Material shown ▸
** start **
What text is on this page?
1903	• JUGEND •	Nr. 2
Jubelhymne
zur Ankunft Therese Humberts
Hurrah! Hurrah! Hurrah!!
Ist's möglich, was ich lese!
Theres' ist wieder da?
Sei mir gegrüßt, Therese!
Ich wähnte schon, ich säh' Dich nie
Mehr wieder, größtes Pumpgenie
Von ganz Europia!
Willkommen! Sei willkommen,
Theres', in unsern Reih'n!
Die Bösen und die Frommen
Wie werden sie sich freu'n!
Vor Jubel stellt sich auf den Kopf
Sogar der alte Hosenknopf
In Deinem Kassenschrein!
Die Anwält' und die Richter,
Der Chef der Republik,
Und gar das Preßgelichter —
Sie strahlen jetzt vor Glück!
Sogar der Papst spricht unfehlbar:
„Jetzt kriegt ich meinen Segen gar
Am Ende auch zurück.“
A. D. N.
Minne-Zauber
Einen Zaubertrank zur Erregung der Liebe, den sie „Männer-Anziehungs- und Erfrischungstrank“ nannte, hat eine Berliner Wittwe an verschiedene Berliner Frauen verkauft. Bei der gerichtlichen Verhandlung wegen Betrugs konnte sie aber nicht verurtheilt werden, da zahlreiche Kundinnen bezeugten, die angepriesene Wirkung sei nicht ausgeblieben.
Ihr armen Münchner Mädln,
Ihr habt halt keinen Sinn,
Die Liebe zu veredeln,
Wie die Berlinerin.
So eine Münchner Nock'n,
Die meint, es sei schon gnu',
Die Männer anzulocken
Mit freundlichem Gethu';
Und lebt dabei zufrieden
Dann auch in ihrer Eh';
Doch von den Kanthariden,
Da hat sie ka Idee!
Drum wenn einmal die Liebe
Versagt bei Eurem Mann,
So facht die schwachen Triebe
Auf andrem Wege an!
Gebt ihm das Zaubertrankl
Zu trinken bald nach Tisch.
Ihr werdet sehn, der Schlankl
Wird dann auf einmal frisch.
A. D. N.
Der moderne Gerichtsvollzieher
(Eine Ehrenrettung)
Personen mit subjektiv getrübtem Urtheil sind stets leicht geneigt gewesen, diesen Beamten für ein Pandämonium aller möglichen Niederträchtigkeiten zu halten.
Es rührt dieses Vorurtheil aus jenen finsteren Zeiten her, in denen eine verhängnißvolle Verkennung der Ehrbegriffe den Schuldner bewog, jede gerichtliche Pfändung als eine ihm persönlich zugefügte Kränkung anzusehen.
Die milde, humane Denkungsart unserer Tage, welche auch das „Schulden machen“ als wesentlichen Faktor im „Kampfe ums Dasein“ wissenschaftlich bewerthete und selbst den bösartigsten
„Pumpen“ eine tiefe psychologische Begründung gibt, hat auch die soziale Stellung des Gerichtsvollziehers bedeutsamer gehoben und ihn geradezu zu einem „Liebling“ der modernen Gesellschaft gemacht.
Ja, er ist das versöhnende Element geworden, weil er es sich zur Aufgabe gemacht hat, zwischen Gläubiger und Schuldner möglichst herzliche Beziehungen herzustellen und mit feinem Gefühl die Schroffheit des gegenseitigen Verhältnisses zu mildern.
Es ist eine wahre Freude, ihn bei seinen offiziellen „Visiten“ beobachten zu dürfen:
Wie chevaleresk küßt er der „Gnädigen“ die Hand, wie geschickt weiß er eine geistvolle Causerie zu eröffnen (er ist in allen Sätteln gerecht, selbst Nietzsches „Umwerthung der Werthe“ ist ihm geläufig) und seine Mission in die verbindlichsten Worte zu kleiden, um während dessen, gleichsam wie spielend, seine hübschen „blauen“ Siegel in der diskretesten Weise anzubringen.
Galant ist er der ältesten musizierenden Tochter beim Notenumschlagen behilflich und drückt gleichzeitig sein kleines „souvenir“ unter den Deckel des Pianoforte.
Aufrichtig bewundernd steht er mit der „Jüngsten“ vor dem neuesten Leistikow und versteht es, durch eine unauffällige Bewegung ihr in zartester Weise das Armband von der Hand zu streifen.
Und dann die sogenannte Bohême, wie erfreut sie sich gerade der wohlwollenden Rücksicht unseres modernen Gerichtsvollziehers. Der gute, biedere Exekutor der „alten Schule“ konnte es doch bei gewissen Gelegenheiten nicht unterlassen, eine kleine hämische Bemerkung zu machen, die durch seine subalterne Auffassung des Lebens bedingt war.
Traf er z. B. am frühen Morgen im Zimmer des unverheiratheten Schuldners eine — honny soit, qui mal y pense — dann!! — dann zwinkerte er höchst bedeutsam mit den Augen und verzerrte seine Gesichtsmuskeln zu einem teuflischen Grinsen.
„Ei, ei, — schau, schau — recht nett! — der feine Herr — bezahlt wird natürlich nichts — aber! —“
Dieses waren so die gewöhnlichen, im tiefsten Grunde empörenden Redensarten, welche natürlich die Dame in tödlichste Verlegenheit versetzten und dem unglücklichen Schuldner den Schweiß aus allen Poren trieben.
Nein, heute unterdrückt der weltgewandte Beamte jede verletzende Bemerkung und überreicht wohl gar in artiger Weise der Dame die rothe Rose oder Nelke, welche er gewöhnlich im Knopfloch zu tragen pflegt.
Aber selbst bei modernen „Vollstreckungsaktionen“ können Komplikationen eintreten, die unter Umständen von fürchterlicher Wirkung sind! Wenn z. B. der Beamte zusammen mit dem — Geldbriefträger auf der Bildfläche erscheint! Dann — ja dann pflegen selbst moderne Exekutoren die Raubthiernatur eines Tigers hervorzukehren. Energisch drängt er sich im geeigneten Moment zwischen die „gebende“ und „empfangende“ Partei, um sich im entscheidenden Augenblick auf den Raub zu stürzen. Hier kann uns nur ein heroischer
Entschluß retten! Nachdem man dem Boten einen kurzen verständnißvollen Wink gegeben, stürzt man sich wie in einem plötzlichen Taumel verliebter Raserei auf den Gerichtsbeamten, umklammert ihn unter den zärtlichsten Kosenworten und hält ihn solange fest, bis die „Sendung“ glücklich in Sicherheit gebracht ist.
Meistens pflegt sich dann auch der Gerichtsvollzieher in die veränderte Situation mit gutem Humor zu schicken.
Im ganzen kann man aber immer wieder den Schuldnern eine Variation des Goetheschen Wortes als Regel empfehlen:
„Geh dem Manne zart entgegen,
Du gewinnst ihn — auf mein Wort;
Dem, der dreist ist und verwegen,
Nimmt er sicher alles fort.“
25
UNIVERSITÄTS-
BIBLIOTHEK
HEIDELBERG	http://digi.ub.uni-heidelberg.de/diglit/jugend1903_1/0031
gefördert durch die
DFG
** end **
Given exercise ▸ Work through the data and report how many of its lines hold the word "Sogar", giving only the figure.

Answer for this exercise ▸ 2